• [PROVIDED DATA]
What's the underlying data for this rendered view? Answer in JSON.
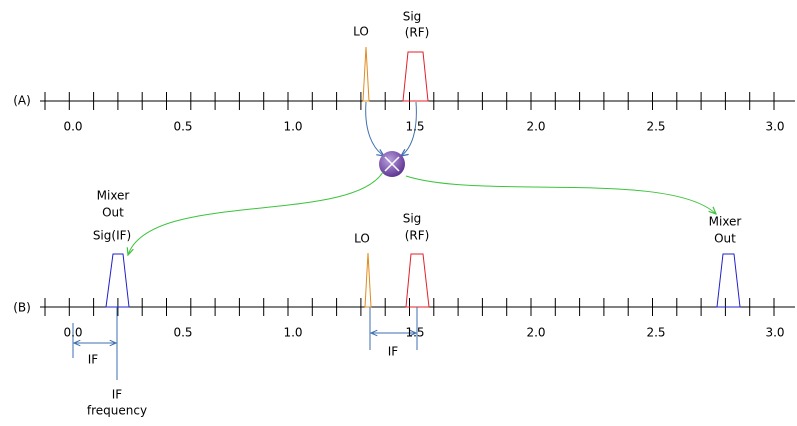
{
  "row_a": {
    "label": "(A)",
    "lo": "LO",
    "sig": [
      "Sig",
      "(RF)"
    ]
  },
  "row_b": {
    "label": "(B)",
    "lo": "LO",
    "sig": [
      "Sig",
      "(RF)"
    ],
    "mixer_out_left": [
      "Mixer",
      "Out",
      "Sig(IF)"
    ],
    "mixer_out_right": [
      "Mixer",
      "Out"
    ],
    "if_left": "IF",
    "if_middle": "IF",
    "if_frequency": [
      "IF",
      "frequency"
    ]
  },
  "axis_labels": [
    "0.0",
    "0.5",
    "1.0",
    "1.5",
    "2.0",
    "2.5",
    "3.0"
  ]
}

• [INSTRUCTION]
Omit every picture, then reproduce the rest of the listing exactly.

• [CORRECT RESULT]
What's the underlying data for this rendered view? Answer in JSON.
{
  "row_a": {
    "label": "(A)",
    "lo": "LO",
    "sig": [
      "Sig",
      "(RF)"
    ]
  },
  "row_b": {
    "label": "(B)",
    "lo": "LO",
    "sig": [
      "Sig",
      "(RF)"
    ],
    "mixer_out_left": [
      "Mixer",
      "Out",
      "Sig(IF)"
    ],
    "mixer_out_right": [
      "Mixer",
      "Out"
    ],
    "if_left": "IF",
    "if_middle": "IF",
    "if_frequency": [
      "IF",
      "frequency"
    ]
  },
  "axis_labels": [
    "0.0",
    "0.5",
    "1.0",
    "1.5",
    "2.0",
    "2.5",
    "3.0"
  ]
}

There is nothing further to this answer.